**EXERCISE INSTRUCTIONS:** Continue the reflection on the weekend spent without a phone, starting after its final sentence.

**TEXT:**
==================================================

Throughout the weekend, I was out of my element.  I kept trying to check for the time on my empty wrist; I also thought several times, “I should google that,” or “I should text Carrie to see how she and Will are doing,” only to remember that I had left my phone at home.  I wish I had a dollar for every time I had that moment of panic that says, “I’ve lost my phone!”  In addition, the planners of the weekend kept things unpredictable.  Anytime we thought we knew what was going to happen next, we were wrong; when we expected the heat, they threw a curve every time.  It was rather a helpless feeling.  Most of us construct our lives around the illusion that we are in control.  Suddenly, I had no say over my own schedule.  As uncomfortable as that was, I think this was an important aspect of the weekend.  It helped me to focus my thoughts on Christ.

==================================================

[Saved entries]
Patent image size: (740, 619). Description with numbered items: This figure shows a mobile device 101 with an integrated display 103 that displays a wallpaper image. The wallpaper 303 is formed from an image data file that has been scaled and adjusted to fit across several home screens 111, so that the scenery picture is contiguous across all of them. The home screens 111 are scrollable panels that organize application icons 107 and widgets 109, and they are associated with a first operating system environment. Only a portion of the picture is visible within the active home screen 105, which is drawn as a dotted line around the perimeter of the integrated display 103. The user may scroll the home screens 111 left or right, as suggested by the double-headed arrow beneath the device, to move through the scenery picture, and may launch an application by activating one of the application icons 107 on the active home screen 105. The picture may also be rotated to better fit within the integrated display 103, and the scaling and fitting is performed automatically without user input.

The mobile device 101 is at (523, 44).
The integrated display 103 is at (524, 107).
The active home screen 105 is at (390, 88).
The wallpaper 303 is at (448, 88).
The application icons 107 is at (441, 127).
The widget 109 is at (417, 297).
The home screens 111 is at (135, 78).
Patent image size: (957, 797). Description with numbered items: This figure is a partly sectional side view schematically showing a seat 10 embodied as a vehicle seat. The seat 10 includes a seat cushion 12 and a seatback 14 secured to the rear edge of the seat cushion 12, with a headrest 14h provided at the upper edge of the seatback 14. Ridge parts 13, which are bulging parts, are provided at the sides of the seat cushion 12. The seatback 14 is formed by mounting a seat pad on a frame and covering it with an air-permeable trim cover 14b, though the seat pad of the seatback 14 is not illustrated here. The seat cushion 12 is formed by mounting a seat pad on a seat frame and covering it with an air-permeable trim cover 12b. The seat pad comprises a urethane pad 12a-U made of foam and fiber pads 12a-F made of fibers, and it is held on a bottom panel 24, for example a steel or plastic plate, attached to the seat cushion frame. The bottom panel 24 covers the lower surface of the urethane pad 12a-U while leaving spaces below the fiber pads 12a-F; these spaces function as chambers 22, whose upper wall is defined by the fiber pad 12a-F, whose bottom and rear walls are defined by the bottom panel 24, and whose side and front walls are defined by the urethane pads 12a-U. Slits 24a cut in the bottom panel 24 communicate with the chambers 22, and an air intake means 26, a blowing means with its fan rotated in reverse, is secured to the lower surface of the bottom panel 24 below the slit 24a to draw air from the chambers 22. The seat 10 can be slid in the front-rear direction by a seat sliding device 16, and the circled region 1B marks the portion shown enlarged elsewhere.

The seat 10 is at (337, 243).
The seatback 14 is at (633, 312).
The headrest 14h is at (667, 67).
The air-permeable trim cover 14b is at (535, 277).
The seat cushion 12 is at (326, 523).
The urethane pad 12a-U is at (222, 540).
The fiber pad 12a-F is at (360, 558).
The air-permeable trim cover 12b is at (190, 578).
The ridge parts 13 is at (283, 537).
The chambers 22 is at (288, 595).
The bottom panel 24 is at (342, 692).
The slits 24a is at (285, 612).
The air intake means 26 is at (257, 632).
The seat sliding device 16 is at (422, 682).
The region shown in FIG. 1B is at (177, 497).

==================================================

**ANSWER TO THIS TASK:**
The secrecy surrounding this event is probably the most controversial thing about Tres Dias.  When I told a friend about it before the weekend, he joked, “Are you sure you aren’t going to end up in the Klan when this is over?”  But I now understand the point of the secrecy.  There are several big surprise moments that would be spoiled if anyone shared.  In the same way I hate to have the twist ending of a great movie ruined by that chatty jerk who saw it before me, I would hate to ruin this experience for anyone who may attend…even if, right now, they are sure they never will.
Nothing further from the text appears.